------ PROVIDED INFORMATION ------
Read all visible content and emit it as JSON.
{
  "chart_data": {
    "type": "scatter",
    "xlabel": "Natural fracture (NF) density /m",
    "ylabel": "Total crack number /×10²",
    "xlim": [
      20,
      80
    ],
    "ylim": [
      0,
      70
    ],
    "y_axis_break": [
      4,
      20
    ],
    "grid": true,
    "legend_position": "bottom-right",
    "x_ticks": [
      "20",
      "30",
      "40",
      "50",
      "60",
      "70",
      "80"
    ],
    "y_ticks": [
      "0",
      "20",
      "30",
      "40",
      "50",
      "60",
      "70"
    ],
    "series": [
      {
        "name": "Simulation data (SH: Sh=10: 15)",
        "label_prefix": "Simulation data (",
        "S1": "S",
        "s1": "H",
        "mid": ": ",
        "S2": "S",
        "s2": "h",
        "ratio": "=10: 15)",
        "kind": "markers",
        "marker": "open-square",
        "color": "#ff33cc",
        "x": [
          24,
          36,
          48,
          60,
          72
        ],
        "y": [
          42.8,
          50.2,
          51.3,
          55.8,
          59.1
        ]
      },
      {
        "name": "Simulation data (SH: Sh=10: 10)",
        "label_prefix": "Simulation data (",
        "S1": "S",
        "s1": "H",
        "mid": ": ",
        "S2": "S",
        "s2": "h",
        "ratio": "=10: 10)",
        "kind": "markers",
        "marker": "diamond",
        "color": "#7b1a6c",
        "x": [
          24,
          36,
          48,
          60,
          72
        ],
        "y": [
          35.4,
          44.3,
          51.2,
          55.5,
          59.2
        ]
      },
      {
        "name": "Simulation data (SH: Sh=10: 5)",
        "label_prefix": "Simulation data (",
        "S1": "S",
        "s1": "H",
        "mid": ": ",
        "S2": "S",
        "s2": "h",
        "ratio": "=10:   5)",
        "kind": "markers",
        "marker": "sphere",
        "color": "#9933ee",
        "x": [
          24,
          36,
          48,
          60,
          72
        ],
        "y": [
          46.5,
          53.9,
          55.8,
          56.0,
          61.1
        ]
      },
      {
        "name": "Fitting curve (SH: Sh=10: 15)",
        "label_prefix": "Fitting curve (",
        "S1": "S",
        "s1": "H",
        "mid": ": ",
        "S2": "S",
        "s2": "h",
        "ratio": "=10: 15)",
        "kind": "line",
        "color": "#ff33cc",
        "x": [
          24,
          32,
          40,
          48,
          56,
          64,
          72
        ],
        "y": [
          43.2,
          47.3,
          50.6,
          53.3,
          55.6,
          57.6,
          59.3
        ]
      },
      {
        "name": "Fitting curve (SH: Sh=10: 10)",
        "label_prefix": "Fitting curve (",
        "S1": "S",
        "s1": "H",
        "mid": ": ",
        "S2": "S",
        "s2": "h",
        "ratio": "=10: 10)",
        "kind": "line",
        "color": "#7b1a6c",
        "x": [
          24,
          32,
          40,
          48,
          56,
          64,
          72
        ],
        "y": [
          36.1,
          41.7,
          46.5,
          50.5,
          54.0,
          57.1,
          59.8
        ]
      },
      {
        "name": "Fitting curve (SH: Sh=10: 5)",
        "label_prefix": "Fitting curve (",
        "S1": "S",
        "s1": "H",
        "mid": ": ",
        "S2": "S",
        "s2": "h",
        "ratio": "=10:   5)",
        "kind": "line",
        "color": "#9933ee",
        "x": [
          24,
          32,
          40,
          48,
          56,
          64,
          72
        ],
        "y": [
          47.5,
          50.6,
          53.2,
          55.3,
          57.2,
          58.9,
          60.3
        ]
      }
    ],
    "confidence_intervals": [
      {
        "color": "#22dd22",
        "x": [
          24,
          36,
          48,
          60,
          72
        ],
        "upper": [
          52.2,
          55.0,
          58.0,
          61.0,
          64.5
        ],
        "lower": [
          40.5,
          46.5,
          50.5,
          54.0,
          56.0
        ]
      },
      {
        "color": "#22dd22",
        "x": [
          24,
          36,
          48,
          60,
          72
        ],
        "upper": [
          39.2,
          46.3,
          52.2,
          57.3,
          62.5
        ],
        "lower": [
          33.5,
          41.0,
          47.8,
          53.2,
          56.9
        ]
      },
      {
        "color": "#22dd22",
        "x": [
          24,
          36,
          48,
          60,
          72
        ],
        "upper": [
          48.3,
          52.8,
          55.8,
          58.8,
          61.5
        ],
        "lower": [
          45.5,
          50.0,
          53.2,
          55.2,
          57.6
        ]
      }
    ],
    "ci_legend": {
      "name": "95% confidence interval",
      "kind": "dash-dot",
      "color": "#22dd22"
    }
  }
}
------
SHORT PROBLEM: Extract, word for word, each line of the listing above.

SOLUTION TO THE PROBLEM:
Read all visible content and emit it as JSON.
{
  "chart_data": {
    "type": "scatter",
    "xlabel": "Natural fracture (NF) density /m",
    "ylabel": "Total crack number /×10²",
    "xlim": [
      20,
      80
    ],
    "ylim": [
      0,
      70
    ],
    "y_axis_break": [
      4,
      20
    ],
    "grid": true,
    "legend_position": "bottom-right",
    "x_ticks": [
      "20",
      "30",
      "40",
      "50",
      "60",
      "70",
      "80"
    ],
    "y_ticks": [
      "0",
      "20",
      "30",
      "40",
      "50",
      "60",
      "70"
    ],
    "series": [
      {
        "name": "Simulation data (SH: Sh=10: 15)",
        "label_prefix": "Simulation data (",
        "S1": "S",
        "s1": "H",
        "mid": ": ",
        "S2": "S",
        "s2": "h",
        "ratio": "=10: 15)",
        "kind": "markers",
        "marker": "open-square",
        "color": "#ff33cc",
        "x": [
          24,
          36,
          48,
          60,
          72
        ],
        "y": [
          42.8,
          50.2,
          51.3,
          55.8,
          59.1
        ]
      },
      {
        "name": "Simulation data (SH: Sh=10: 10)",
        "label_prefix": "Simulation data (",
        "S1": "S",
        "s1": "H",
        "mid": ": ",
        "S2": "S",
        "s2": "h",
        "ratio": "=10: 10)",
        "kind": "markers",
        "marker": "diamond",
        "color": "#7b1a6c",
        "x": [
          24,
          36,
          48,
          60,
          72
        ],
        "y": [
          35.4,
          44.3,
          51.2,
          55.5,
          59.2
        ]
      },
      {
        "name": "Simulation data (SH: Sh=10: 5)",
        "label_prefix": "Simulation data (",
        "S1": "S",
        "s1": "H",
        "mid": ": ",
        "S2": "S",
        "s2": "h",
        "ratio": "=10:   5)",
        "kind": "markers",
        "marker": "sphere",
        "color": "#9933ee",
        "x": [
          24,
          36,
          48,
          60,
          72
        ],
        "y": [
          46.5,
          53.9,
          55.8,
          56.0,
          61.1
        ]
      },
      {
        "name": "Fitting curve (SH: Sh=10: 15)",
        "label_prefix": "Fitting curve (",
        "S1": "S",
        "s1": "H",
        "mid": ": ",
        "S2": "S",
        "s2": "h",
        "ratio": "=10: 15)",
        "kind": "line",
        "color": "#ff33cc",
        "x": [
          24,
          32,
          40,
          48,
          56,
          64,
          72
        ],
        "y": [
          43.2,
          47.3,
          50.6,
          53.3,
          55.6,
          57.6,
          59.3
        ]
      },
      {
        "name": "Fitting curve (SH: Sh=10: 10)",
        "label_prefix": "Fitting curve (",
        "S1": "S",
        "s1": "H",
        "mid": ": ",
        "S2": "S",
        "s2": "h",
        "ratio": "=10: 10)",
        "kind": "line",
        "color": "#7b1a6c",
        "x": [
          24,
          32,
          40,
          48,
          56,
          64,
          72
        ],
        "y": [
          36.1,
          41.7,
          46.5,
          50.5,
          54.0,
          57.1,
          59.8
        ]
      },
      {
        "name": "Fitting curve (SH: Sh=10: 5)",
        "label_prefix": "Fitting curve (",
        "S1": "S",
        "s1": "H",
        "mid": ": ",
        "S2": "S",
        "s2": "h",
        "ratio": "=10:   5)",
        "kind": "line",
        "color": "#9933ee",
        "x": [
          24,
          32,
          40,
          48,
          56,
          64,
          72
        ],
        "y": [
          47.5,
          50.6,
          53.2,
          55.3,
          57.2,
          58.9,
          60.3
        ]
      }
    ],
    "confidence_intervals": [
      {
        "color": "#22dd22",
        "x": [
          24,
          36,
          48,
          60,
          72
        ],
        "upper": [
          52.2,
          55.0,
          58.0,
          61.0,
          64.5
        ],
        "lower": [
          40.5,
          46.5,
          50.5,
          54.0,
          56.0
        ]
      },
      {
        "color": "#22dd22",
        "x": [
          24,
          36,
          48,
          60,
          72
        ],
        "upper": [
          39.2,
          46.3,
          52.2,
          57.3,
          62.5
        ],
        "lower": [
          33.5,
          41.0,
          47.8,
          53.2,
          56.9
        ]
      },
      {
        "color": "#22dd22",
        "x": [
          24,
          36,
          48,
          60,
          72
        ],
        "upper": [
          48.3,
          52.8,
          55.8,
          58.8,
          61.5
        ],
        "lower": [
          45.5,
          50.0,
          53.2,
          55.2,
          57.6
        ]
      }
    ],
    "ci_legend": {
      "name": "95% confidence interval",
      "kind": "dash-dot",
      "color": "#22dd22"
    }
  }
}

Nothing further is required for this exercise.